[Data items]
◆ ◆ ◆ ◆

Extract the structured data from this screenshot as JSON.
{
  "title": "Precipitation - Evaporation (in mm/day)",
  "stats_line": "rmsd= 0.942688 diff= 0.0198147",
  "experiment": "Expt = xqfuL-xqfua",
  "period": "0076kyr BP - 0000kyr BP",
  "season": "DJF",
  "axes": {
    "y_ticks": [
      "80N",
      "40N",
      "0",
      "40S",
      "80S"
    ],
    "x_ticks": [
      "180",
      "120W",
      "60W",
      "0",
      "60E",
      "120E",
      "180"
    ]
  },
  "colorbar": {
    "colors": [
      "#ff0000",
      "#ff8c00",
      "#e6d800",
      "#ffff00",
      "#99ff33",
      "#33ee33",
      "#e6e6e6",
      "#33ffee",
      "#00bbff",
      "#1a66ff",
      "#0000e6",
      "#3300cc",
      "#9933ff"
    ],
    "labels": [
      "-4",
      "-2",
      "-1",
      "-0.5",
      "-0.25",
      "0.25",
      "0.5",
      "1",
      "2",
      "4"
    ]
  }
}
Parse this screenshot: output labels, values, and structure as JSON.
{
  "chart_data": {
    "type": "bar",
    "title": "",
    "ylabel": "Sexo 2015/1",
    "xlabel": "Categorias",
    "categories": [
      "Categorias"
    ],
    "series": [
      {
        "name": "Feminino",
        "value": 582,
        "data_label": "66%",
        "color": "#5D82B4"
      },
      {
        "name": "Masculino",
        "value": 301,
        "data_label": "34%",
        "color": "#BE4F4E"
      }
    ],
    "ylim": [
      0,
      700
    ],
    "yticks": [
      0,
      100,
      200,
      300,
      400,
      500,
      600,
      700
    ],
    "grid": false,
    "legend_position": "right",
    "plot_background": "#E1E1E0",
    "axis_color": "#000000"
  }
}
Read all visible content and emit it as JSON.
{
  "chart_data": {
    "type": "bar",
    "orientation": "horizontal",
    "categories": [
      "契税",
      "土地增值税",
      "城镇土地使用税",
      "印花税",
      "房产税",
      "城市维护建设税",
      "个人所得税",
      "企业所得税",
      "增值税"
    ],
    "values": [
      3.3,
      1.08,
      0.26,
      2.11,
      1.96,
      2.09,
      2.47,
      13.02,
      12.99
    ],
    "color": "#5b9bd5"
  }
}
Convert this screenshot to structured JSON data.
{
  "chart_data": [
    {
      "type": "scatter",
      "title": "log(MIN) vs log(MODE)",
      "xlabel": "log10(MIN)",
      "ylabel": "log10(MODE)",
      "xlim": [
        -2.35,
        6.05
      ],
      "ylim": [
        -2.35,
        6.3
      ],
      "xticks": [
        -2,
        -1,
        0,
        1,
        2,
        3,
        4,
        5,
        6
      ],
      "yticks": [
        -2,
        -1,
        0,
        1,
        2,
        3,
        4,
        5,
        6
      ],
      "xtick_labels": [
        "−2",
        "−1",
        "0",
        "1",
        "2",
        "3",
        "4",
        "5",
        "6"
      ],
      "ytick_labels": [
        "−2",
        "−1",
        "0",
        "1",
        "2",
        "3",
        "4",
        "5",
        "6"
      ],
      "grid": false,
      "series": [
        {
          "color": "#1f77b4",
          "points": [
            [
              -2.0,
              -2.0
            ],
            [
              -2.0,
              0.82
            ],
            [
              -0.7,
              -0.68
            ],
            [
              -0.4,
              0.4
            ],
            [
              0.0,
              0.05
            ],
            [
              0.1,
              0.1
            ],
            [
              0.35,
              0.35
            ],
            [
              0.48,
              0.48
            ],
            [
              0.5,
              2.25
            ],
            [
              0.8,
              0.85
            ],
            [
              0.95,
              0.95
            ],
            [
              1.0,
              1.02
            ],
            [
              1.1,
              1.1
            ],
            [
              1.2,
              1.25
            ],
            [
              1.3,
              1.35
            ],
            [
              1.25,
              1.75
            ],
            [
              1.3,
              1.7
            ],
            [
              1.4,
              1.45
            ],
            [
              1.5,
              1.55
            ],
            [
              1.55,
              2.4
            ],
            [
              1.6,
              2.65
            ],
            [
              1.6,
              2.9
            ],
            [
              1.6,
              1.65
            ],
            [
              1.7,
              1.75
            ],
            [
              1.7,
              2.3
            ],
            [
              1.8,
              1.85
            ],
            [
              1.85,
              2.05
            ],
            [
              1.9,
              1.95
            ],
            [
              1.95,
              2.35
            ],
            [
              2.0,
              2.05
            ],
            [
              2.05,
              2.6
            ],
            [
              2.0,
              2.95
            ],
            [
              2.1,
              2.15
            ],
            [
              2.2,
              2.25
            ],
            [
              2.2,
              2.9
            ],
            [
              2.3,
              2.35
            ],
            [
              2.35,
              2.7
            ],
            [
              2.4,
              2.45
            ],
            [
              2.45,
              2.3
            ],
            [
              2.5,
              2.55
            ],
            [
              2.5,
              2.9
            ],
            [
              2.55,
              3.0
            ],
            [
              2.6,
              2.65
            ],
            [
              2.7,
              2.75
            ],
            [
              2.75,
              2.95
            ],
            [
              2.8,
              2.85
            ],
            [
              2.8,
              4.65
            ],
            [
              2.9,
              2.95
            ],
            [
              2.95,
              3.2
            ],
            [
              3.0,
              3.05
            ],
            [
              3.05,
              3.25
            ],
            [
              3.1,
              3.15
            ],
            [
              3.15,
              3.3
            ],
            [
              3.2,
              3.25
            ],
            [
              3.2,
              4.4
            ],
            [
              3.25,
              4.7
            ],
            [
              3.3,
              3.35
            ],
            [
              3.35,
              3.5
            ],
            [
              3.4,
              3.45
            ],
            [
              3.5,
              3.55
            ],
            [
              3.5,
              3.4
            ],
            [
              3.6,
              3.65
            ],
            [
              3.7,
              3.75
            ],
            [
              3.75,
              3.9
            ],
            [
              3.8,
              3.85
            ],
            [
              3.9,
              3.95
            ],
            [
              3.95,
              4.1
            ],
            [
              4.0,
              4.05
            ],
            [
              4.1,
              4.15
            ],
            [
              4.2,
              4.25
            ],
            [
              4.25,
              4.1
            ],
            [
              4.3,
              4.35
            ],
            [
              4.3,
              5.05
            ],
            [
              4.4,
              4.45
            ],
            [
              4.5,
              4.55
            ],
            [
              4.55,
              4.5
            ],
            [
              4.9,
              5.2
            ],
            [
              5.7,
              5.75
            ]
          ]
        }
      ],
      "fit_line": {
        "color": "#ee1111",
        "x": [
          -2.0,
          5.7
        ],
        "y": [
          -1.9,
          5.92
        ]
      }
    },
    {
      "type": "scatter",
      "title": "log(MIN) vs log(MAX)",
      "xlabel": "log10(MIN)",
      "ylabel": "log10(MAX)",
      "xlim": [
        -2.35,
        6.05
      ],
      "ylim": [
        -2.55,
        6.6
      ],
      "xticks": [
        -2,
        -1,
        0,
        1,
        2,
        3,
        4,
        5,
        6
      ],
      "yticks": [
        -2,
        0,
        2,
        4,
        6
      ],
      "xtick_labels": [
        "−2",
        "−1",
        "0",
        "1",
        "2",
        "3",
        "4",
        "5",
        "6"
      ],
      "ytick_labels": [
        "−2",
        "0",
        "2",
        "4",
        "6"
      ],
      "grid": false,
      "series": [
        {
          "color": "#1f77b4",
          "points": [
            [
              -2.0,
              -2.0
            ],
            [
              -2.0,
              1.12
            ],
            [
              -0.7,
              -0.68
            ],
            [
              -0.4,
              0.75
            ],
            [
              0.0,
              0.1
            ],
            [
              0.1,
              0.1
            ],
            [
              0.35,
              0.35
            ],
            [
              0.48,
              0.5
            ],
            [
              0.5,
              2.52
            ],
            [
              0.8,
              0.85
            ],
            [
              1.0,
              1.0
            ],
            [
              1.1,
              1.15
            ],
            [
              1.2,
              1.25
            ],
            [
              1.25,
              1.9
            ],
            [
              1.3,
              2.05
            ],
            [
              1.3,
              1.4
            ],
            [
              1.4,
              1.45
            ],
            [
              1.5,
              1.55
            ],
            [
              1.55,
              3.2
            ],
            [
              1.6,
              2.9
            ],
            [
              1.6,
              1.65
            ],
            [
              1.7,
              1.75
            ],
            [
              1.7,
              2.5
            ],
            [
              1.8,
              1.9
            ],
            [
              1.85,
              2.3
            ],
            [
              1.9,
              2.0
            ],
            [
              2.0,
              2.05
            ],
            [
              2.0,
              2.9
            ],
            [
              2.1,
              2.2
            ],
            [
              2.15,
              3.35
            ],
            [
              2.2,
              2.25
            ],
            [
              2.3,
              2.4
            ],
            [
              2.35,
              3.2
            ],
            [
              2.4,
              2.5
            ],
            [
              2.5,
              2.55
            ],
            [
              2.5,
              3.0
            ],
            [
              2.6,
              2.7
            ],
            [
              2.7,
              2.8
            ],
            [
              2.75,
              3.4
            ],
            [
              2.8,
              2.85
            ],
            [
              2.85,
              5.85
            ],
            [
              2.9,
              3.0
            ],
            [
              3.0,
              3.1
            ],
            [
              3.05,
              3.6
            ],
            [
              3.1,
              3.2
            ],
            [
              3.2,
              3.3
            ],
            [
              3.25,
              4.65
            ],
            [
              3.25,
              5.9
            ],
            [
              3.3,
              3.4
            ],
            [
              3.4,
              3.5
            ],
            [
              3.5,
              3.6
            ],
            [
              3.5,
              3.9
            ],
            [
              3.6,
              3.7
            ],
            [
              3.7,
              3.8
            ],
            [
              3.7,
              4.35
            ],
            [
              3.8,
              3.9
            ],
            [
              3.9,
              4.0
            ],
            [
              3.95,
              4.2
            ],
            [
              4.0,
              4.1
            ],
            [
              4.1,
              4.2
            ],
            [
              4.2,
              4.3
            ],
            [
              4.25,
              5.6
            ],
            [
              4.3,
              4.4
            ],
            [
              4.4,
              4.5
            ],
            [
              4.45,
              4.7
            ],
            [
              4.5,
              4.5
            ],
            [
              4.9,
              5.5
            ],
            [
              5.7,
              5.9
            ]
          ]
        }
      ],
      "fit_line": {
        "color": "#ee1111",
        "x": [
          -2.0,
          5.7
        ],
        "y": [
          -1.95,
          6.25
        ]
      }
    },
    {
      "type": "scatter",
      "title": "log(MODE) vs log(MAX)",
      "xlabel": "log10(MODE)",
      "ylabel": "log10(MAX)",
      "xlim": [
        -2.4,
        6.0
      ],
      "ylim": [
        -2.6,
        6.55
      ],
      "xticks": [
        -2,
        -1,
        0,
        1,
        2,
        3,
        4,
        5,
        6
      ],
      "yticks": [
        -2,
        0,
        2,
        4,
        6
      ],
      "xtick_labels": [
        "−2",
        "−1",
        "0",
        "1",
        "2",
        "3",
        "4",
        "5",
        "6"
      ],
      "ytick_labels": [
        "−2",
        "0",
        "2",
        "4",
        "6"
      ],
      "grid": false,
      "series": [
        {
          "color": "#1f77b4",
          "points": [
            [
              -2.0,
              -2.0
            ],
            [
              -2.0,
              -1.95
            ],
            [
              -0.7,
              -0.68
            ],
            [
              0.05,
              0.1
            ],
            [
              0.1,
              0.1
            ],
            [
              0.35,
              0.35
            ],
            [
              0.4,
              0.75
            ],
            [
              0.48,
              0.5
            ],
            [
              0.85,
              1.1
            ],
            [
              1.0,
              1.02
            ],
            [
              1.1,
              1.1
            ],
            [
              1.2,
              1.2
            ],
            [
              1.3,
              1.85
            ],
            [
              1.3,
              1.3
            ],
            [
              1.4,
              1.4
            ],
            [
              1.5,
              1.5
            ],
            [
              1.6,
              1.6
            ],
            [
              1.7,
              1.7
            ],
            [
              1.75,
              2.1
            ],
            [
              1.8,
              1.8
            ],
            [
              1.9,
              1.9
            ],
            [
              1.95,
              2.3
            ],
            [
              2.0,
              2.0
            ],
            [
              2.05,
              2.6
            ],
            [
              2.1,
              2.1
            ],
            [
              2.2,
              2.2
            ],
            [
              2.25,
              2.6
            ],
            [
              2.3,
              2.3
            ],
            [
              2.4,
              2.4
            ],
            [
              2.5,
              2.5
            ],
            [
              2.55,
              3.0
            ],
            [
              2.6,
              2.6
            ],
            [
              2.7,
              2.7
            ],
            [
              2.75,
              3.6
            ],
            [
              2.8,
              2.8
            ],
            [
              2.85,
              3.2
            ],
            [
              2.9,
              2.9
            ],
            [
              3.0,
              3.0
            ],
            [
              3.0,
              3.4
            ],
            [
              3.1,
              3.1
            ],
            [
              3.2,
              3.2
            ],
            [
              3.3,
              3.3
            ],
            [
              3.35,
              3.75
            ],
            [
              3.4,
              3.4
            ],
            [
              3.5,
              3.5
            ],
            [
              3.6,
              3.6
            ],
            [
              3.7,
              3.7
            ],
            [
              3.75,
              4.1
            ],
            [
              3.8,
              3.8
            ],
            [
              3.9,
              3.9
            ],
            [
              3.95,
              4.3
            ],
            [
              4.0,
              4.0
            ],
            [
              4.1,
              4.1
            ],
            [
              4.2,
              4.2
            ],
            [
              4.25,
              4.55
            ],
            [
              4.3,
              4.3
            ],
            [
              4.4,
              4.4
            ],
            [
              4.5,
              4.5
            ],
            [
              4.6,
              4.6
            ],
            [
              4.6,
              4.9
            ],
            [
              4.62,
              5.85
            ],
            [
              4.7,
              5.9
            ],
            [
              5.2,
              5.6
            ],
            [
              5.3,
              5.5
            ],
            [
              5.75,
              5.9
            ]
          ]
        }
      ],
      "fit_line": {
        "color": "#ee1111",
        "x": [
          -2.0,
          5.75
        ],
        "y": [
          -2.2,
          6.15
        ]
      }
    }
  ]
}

◆ ◆ ◆ ◆

=== REQUEST ===
Among the lines of the listing, how many hold the string "title"? Respond with only the number.

=== WRITTEN ANSWER ===
5